■ **Given request**
Pick out each line containing the string "letter".

===== Given data =====

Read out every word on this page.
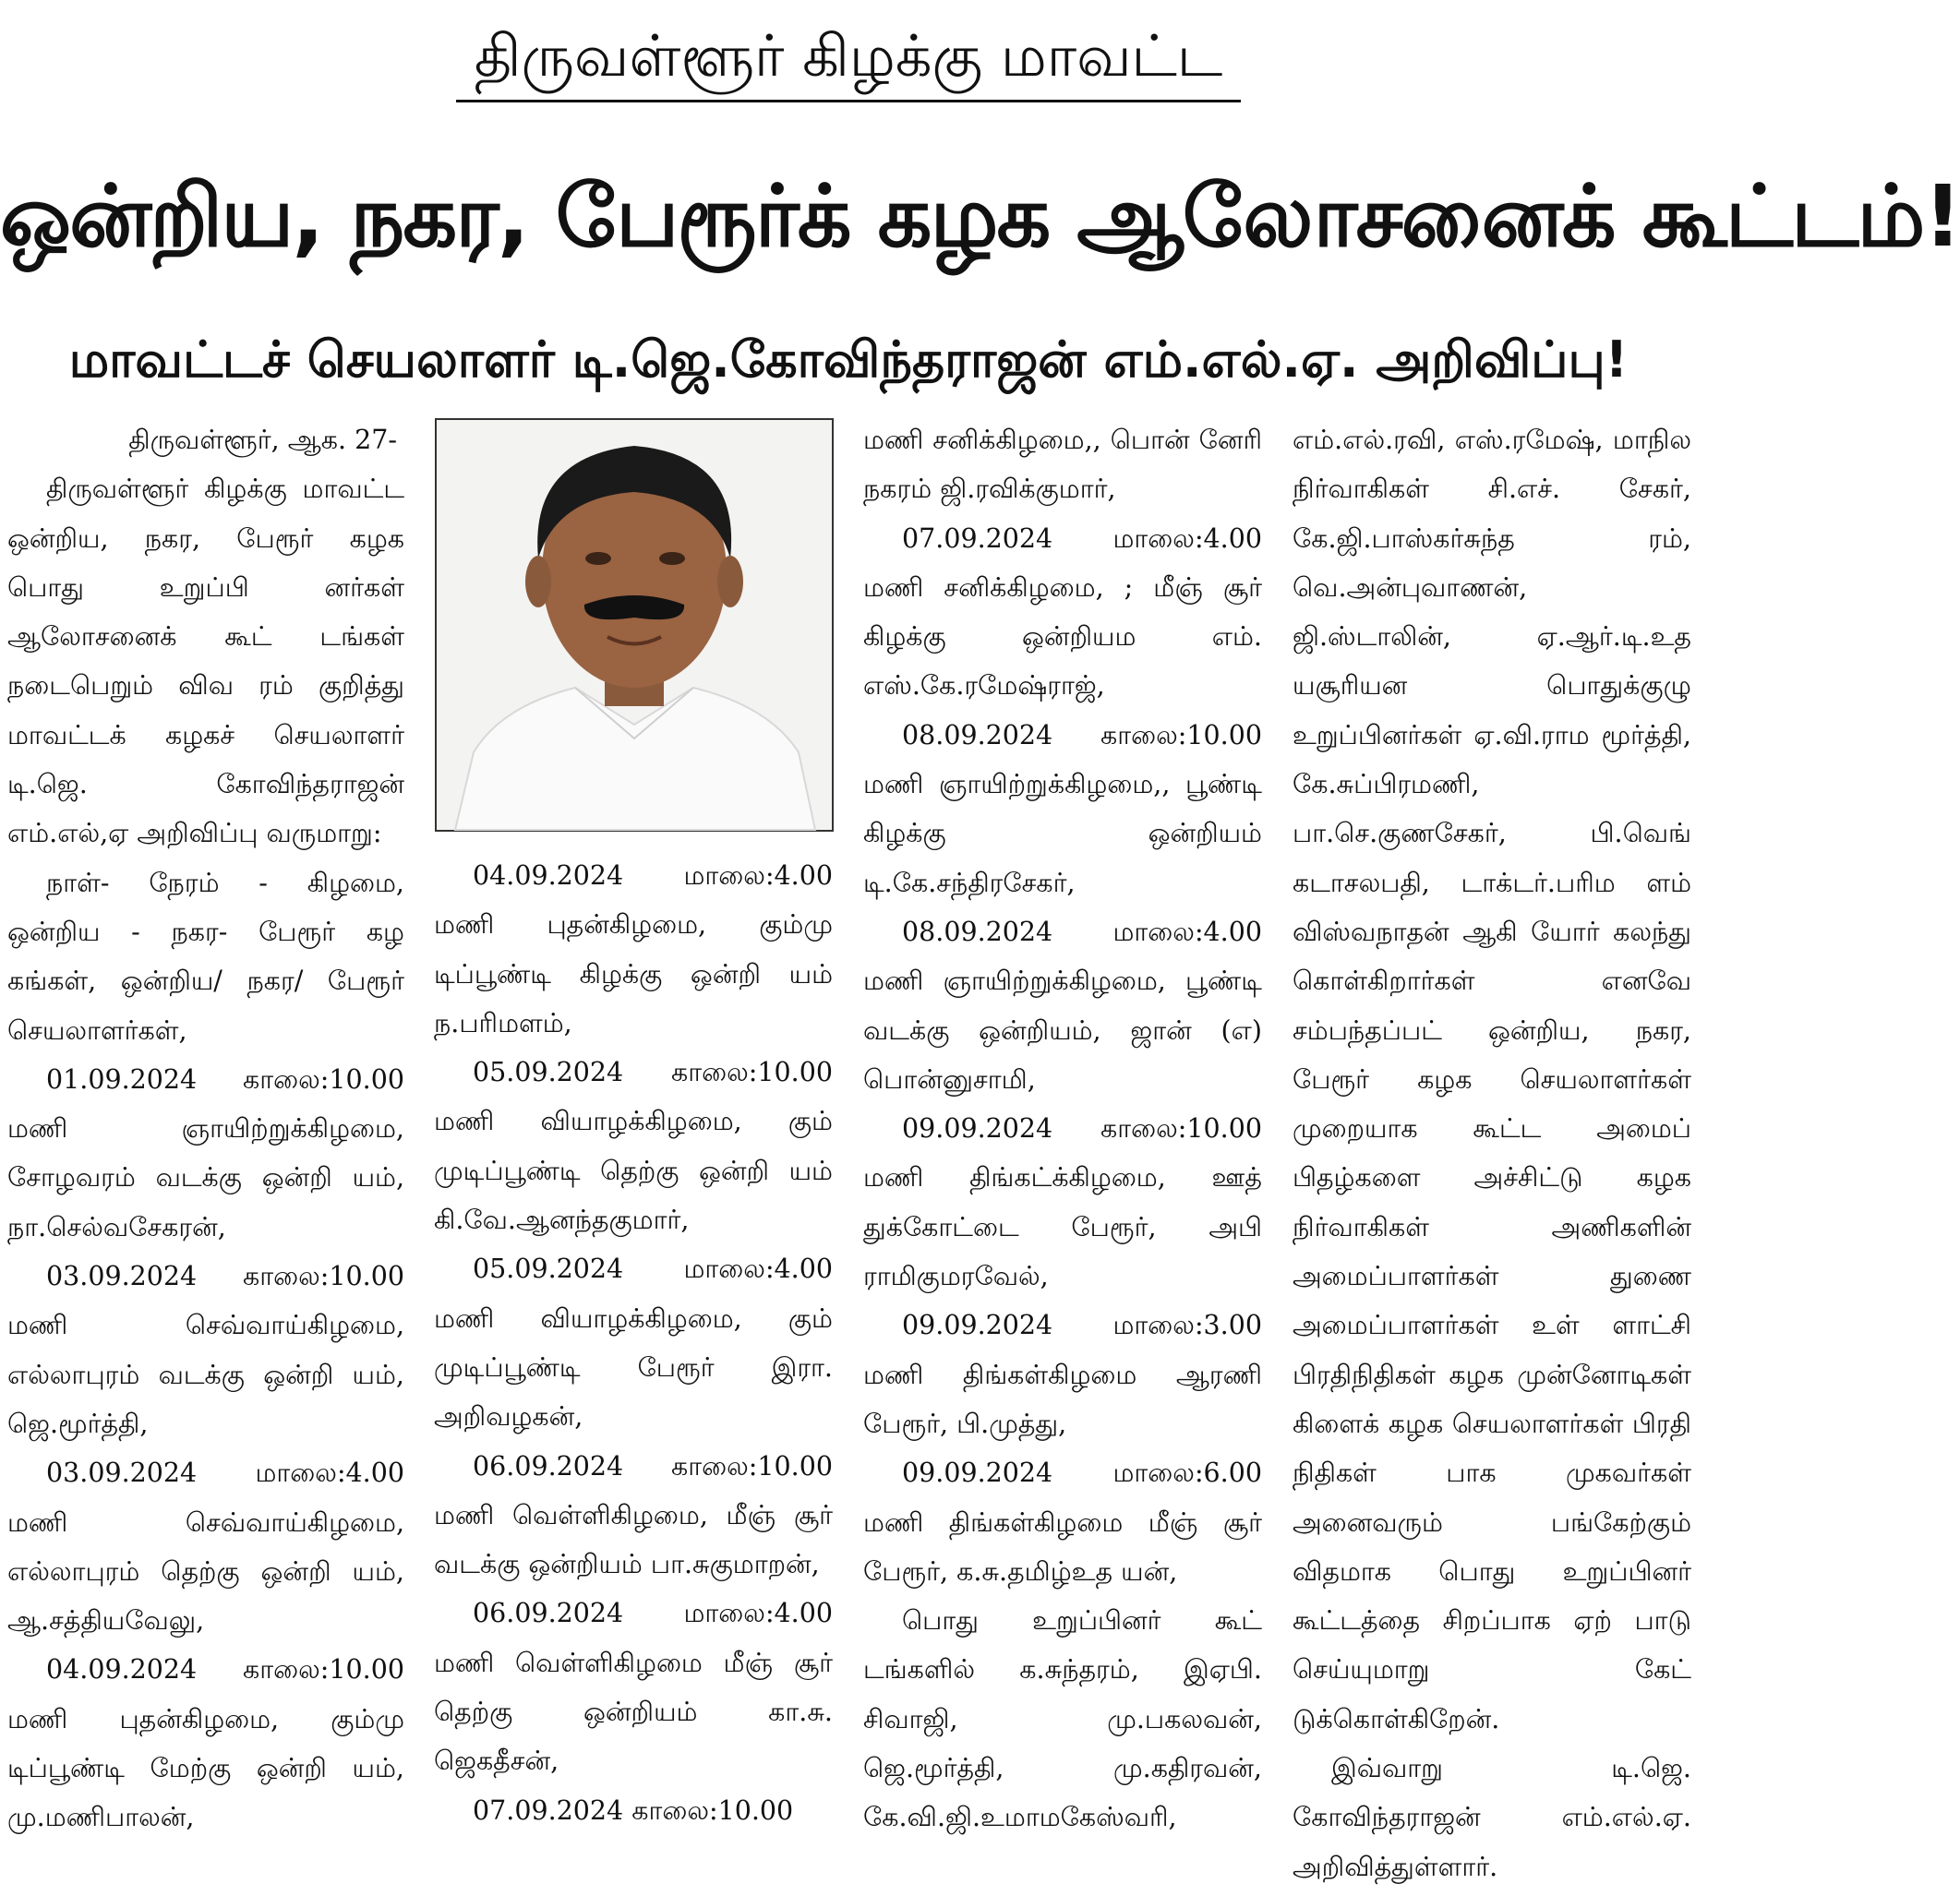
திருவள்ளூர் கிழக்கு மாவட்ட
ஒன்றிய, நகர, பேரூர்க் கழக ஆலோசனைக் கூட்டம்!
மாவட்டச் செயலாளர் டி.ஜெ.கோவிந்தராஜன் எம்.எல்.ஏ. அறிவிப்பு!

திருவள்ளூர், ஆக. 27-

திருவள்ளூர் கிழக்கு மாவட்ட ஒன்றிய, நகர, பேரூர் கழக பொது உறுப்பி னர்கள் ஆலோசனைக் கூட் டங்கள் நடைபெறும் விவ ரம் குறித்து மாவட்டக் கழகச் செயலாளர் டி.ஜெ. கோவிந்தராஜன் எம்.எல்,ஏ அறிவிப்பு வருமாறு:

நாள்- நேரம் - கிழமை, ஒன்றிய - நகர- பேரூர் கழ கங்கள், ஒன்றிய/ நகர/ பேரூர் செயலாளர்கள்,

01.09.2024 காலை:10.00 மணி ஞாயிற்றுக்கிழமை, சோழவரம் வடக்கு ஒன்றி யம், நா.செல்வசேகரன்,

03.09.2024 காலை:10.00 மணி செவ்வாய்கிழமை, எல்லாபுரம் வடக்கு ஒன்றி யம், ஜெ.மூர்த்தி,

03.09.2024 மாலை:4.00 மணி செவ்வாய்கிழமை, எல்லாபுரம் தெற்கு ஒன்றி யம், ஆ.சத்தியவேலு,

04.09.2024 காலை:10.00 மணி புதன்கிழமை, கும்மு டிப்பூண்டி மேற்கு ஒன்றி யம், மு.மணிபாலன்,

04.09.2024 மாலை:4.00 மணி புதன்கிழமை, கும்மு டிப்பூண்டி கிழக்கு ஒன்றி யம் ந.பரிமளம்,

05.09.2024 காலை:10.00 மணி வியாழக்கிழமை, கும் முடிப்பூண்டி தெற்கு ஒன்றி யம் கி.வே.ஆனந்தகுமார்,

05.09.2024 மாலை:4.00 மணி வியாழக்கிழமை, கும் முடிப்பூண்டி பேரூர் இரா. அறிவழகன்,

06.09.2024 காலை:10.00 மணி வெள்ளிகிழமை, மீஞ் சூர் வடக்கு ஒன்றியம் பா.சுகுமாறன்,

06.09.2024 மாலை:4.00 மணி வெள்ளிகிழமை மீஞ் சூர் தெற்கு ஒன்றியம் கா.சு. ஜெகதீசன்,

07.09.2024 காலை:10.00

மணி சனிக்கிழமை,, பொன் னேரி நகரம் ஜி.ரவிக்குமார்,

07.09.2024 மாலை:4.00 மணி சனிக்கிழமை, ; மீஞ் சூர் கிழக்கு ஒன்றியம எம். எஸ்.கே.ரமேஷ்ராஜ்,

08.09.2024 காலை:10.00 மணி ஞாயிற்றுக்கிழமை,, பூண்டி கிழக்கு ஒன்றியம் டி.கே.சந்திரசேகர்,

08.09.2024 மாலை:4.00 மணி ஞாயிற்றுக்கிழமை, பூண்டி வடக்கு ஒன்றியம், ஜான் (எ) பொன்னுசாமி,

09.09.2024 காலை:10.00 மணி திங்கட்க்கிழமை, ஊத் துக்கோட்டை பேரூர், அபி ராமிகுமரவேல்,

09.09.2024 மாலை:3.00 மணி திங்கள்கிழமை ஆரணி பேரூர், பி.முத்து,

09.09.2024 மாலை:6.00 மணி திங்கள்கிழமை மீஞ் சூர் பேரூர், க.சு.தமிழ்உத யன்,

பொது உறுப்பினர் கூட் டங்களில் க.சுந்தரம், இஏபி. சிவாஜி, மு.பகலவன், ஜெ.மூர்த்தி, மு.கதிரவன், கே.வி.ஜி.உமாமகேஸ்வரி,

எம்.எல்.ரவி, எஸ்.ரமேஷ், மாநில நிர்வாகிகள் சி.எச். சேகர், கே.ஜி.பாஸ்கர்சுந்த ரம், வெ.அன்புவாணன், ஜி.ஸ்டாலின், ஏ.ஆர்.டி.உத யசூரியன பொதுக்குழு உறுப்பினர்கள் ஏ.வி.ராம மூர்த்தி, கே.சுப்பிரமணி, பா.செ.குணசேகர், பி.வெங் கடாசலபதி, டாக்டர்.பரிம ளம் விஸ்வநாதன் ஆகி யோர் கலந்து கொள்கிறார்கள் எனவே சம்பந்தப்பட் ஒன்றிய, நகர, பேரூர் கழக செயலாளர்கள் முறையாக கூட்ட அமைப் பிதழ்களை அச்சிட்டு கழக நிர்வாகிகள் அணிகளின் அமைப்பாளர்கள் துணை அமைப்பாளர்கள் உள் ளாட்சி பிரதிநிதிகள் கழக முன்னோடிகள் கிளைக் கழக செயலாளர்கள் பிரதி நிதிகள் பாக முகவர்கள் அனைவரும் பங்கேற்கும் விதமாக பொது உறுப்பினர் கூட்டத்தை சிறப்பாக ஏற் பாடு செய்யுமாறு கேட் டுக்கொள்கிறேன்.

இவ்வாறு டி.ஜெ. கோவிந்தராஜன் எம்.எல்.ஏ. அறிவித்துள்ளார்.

=====
===== Given data =====

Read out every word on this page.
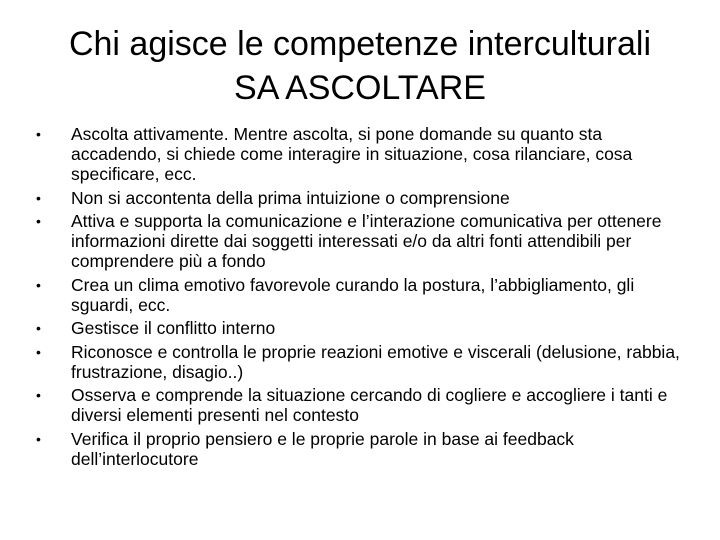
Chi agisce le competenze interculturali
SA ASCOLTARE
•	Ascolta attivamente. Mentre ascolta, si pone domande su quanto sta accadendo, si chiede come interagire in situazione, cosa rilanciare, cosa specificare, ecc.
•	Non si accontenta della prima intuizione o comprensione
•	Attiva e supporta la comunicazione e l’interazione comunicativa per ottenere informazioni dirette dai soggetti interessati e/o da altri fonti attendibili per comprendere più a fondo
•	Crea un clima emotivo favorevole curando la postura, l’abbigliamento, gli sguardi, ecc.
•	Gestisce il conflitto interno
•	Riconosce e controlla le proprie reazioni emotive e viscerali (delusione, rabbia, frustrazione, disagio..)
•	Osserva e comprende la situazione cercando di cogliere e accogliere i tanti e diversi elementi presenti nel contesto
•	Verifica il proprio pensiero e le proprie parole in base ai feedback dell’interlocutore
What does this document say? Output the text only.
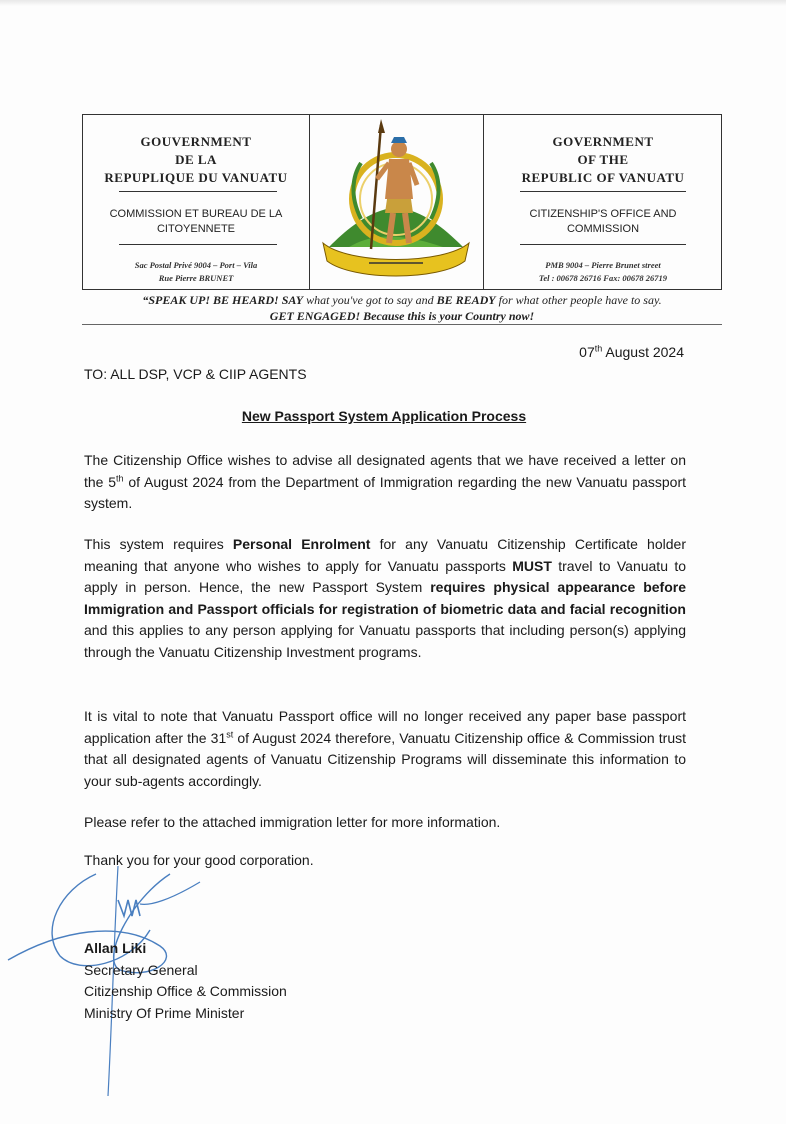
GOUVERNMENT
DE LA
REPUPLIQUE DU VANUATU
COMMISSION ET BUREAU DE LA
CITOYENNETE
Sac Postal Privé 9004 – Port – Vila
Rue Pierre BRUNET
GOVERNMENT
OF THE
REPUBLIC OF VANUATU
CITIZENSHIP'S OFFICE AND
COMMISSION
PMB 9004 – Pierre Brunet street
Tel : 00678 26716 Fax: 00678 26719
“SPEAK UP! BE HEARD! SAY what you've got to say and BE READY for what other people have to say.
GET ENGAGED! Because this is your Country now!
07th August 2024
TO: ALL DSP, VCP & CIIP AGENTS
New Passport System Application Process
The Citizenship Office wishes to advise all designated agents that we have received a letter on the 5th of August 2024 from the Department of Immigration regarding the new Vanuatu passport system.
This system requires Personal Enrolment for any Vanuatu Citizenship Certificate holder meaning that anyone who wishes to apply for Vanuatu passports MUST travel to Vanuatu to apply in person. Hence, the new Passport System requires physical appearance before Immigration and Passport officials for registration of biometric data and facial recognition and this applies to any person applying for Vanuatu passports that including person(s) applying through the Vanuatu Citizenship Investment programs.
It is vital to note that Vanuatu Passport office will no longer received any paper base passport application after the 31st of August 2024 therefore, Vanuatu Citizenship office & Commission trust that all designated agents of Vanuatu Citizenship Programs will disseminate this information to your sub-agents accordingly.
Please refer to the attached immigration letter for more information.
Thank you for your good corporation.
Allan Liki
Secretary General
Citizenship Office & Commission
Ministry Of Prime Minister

=====

■ **Expected answer**
The Citizenship Office wishes to advise all designated agents that we have received a letter on the 5th of August 2024 from the Department of Immigration regarding the new Vanuatu passport system.
Please refer to the attached immigration letter for more information.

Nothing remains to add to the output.